Problem description> Find and copy every line in the records that includes the string "ausgebracht".
....
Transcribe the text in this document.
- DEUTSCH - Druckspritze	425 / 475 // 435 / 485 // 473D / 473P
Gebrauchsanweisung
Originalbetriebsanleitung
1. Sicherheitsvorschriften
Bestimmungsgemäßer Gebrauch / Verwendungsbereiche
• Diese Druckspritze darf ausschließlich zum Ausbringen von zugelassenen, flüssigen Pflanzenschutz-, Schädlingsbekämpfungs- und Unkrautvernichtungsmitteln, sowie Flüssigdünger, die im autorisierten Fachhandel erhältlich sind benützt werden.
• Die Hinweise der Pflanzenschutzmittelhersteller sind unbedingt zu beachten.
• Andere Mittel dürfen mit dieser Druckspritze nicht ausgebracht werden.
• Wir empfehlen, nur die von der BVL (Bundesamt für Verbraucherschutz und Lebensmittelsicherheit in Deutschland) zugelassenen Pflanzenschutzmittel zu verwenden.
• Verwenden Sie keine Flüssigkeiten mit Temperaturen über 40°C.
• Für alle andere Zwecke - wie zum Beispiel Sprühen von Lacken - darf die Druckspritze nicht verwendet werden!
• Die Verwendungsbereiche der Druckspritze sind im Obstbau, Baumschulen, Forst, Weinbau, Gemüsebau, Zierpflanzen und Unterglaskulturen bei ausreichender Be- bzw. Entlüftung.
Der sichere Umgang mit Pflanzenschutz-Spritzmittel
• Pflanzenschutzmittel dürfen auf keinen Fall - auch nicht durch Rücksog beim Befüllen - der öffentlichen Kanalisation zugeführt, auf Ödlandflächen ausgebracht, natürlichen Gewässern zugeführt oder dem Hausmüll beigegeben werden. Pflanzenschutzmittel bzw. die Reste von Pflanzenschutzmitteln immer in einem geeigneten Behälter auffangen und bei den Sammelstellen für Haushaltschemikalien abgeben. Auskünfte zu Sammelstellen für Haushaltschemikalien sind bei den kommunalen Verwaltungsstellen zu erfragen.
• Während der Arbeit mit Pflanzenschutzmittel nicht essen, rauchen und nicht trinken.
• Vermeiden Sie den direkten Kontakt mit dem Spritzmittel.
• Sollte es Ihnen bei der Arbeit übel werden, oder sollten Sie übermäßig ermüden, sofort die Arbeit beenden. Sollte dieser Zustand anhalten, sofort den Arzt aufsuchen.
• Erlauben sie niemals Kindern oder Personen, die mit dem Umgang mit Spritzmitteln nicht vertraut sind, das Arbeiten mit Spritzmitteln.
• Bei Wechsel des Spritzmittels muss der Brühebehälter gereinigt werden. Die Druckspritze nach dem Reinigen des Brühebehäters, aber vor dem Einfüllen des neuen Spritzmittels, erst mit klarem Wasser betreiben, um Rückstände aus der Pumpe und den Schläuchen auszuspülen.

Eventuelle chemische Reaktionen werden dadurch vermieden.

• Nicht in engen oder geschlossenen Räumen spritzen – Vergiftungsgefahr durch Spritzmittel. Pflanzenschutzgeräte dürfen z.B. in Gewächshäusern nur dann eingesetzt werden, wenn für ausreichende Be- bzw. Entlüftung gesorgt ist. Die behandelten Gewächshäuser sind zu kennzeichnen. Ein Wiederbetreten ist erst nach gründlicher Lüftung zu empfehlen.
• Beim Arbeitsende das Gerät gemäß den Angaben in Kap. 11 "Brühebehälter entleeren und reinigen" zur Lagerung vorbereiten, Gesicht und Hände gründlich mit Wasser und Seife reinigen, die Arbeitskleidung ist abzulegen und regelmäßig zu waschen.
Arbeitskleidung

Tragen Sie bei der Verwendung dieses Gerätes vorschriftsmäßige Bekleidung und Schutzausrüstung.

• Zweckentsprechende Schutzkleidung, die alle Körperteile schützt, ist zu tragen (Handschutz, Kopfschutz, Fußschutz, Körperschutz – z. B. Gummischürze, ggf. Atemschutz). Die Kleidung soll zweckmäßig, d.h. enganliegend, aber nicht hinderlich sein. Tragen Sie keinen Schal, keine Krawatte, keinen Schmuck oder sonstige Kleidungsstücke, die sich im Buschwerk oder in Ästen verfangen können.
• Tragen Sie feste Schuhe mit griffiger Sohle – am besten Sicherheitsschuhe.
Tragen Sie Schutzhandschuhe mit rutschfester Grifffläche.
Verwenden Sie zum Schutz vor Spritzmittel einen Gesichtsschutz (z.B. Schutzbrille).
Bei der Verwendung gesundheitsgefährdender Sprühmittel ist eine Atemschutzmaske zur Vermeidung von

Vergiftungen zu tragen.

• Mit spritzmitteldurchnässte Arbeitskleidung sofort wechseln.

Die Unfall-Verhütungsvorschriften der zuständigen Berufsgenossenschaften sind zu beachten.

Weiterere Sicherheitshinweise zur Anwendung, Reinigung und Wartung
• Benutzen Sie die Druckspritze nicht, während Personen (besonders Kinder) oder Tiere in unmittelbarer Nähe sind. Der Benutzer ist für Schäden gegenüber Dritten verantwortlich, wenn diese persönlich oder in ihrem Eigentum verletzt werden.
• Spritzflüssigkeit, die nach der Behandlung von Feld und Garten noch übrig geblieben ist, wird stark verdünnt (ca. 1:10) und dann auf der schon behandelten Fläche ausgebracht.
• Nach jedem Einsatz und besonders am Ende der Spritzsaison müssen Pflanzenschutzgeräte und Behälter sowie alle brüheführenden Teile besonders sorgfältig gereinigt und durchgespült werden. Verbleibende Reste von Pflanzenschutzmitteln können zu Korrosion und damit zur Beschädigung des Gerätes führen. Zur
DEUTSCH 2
....
Output for this exercise>
• Andere Mittel dürfen mit dieser Druckspritze nicht ausgebracht werden.
• Pflanzenschutzmittel dürfen auf keinen Fall - auch nicht durch Rücksog beim Befüllen - der öffentlichen Kanalisation zugeführt, auf Ödlandflächen ausgebracht, natürlichen Gewässern zugeführt oder dem Hausmüll beigegeben werden. Pflanzenschutzmittel bzw. die Reste von Pflanzenschutzmitteln immer in einem geeigneten Behälter auffangen und bei den Sammelstellen für Haushaltschemikalien abgeben. Auskünfte zu Sammelstellen für Haushaltschemikalien sind bei den kommunalen Verwaltungsstellen zu erfragen.
• Spritzflüssigkeit, die nach der Behandlung von Feld und Garten noch übrig geblieben ist, wird stark verdünnt (ca. 1:10) und dann auf der schon behandelten Fläche ausgebracht.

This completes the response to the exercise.